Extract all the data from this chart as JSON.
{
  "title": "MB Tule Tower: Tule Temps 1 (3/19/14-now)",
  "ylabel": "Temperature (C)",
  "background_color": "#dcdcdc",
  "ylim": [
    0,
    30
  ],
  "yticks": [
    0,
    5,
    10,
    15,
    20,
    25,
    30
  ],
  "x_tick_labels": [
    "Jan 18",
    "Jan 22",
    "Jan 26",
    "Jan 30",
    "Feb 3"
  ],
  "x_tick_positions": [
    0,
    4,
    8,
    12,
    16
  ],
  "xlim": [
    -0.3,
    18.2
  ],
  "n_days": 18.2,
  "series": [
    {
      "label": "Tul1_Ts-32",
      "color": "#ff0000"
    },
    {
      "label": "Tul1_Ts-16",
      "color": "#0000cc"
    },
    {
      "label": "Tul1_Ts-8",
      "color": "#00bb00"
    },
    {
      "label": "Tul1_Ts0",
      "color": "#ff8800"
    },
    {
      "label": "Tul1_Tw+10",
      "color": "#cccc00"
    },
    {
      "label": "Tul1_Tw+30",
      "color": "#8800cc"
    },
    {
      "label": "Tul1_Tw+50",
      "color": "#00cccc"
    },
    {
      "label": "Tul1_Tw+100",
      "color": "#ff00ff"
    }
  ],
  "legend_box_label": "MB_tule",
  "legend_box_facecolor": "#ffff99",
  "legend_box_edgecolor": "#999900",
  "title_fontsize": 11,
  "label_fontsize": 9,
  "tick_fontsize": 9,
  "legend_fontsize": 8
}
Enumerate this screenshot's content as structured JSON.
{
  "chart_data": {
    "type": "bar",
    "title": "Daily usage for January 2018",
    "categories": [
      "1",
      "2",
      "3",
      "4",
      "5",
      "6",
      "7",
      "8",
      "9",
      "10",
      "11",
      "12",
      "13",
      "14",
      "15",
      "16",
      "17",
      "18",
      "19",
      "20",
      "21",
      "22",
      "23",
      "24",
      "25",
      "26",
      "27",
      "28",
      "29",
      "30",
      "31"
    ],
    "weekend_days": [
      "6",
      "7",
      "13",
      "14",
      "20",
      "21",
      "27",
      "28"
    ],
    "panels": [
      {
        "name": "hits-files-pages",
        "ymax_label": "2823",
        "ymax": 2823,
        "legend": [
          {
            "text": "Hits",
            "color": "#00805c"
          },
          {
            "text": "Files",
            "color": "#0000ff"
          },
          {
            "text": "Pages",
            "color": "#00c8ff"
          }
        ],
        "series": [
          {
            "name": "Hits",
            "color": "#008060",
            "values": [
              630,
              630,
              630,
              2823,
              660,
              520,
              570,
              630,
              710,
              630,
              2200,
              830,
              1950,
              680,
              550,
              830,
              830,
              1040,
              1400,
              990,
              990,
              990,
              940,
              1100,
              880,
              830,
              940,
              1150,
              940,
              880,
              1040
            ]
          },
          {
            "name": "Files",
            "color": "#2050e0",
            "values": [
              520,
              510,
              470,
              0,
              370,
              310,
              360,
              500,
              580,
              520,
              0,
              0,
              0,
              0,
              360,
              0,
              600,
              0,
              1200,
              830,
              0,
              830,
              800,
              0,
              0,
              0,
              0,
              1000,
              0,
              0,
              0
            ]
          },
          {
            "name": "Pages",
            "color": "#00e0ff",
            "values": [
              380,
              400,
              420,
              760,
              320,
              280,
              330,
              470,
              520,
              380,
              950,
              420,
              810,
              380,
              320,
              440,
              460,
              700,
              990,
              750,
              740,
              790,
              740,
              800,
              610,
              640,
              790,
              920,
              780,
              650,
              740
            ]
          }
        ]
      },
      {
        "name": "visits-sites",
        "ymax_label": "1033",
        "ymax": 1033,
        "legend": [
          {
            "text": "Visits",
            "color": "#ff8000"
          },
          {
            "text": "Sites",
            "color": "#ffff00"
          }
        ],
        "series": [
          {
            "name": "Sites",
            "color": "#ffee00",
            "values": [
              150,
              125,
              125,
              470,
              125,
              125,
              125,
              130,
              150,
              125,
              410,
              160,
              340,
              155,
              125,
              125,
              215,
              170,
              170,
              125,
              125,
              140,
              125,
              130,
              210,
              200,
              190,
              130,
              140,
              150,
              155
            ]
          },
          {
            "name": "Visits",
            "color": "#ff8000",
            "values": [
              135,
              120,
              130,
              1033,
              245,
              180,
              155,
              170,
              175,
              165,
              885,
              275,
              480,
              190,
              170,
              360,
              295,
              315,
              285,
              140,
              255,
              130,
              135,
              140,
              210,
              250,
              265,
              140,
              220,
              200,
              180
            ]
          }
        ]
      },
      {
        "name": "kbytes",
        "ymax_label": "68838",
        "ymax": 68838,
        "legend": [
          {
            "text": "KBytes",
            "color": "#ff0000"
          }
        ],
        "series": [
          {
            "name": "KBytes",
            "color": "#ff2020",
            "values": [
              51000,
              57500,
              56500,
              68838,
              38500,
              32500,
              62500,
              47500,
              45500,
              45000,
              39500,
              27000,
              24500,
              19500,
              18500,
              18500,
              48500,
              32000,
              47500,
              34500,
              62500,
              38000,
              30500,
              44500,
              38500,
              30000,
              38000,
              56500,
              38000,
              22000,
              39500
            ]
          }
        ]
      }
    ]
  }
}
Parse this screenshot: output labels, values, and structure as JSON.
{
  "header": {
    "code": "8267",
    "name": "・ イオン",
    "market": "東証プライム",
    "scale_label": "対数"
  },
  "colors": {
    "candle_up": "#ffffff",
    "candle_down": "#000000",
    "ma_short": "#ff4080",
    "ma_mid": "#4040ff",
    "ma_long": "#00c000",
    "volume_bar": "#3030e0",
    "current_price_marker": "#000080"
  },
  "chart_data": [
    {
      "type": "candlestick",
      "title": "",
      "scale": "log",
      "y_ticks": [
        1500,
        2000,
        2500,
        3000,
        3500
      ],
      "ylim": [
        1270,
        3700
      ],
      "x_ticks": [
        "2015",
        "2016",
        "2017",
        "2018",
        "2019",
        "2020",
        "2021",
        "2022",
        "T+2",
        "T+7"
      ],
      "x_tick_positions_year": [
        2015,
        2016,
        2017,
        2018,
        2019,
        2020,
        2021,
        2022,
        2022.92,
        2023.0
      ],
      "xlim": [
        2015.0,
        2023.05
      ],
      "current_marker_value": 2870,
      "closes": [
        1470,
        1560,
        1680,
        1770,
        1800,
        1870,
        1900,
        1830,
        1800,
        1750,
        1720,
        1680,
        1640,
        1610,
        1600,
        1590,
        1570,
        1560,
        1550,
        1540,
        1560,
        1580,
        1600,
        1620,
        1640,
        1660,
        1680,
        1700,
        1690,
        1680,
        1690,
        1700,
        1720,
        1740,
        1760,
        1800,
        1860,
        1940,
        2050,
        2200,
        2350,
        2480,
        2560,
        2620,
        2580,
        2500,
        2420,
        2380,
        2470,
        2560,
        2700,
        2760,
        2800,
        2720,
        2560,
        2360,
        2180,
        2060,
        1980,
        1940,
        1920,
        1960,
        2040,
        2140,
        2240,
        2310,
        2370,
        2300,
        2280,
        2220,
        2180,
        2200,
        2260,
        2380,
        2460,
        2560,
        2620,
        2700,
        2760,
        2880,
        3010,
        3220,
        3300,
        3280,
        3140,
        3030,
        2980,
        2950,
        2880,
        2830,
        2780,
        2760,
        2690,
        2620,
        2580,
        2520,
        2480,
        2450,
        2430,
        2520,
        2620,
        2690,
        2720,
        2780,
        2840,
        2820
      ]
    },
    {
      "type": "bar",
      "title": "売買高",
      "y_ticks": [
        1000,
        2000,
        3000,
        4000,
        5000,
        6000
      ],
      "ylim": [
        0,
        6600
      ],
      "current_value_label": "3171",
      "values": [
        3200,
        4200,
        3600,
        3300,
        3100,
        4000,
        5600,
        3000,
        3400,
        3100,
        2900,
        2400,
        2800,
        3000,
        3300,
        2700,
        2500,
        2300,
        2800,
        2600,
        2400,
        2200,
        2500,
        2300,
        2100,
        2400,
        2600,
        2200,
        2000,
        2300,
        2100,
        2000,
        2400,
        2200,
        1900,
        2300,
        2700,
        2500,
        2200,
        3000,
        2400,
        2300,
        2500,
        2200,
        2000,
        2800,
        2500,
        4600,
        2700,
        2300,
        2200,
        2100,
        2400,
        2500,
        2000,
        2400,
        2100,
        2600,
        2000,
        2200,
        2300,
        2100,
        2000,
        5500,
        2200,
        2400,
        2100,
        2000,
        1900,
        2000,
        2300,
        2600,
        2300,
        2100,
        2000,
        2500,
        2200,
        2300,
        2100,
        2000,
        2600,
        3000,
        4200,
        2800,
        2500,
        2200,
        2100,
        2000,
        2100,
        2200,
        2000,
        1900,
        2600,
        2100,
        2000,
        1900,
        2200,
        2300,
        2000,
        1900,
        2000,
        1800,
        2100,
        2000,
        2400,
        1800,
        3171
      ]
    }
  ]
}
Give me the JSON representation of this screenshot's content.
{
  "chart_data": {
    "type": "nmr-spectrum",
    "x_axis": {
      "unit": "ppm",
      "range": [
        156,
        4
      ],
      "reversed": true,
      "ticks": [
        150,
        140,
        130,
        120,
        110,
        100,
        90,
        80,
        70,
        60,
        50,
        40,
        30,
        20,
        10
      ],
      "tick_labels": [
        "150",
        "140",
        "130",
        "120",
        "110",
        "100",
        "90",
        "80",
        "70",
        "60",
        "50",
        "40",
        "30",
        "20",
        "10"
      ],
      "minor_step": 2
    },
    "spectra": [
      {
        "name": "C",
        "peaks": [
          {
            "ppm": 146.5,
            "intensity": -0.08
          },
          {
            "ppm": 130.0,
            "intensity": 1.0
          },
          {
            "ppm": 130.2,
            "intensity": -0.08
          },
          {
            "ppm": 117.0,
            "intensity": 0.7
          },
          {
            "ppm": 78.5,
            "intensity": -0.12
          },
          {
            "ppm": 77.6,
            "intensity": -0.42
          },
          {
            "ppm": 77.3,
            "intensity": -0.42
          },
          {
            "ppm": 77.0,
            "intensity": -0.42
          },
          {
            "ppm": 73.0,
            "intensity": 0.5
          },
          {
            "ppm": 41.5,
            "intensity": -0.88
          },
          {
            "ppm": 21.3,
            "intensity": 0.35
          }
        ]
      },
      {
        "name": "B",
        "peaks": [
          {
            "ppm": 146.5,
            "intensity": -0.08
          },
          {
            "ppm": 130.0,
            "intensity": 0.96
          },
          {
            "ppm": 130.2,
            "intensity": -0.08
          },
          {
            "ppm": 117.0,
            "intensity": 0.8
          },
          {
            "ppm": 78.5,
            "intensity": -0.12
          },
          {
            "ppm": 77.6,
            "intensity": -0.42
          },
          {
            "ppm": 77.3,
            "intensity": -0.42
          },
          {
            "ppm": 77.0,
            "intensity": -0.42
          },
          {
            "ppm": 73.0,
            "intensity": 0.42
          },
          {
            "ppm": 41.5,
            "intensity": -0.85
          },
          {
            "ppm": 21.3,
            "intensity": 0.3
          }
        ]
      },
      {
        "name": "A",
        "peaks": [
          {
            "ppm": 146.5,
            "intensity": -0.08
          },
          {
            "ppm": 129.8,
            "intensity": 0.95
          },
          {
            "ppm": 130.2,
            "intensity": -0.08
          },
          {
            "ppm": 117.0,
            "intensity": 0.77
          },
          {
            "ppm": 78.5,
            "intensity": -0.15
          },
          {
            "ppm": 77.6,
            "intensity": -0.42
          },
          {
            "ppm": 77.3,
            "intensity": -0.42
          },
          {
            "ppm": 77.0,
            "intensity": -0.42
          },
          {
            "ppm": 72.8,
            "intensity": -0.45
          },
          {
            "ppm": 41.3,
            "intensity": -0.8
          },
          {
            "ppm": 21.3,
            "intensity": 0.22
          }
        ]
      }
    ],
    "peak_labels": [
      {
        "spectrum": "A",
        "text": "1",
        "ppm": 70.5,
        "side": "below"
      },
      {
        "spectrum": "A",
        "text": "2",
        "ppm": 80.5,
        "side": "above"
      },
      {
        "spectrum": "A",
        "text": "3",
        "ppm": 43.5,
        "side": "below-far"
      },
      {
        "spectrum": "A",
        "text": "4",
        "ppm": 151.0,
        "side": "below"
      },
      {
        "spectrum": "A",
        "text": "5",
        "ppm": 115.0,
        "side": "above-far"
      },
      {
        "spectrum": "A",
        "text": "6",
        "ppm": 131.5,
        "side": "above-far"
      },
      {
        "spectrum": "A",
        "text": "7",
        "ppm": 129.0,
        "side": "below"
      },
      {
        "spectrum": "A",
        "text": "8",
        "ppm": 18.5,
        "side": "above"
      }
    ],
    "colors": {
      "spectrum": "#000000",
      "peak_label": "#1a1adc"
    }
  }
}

• Exercise brief:
Show every line of the listing in which the string "screenshot" can be found.

• Solution to this problem:
Enumerate this screenshot's content as structured JSON.
Parse this screenshot: output labels, values, and structure as JSON.
Give me the JSON representation of this screenshot's content.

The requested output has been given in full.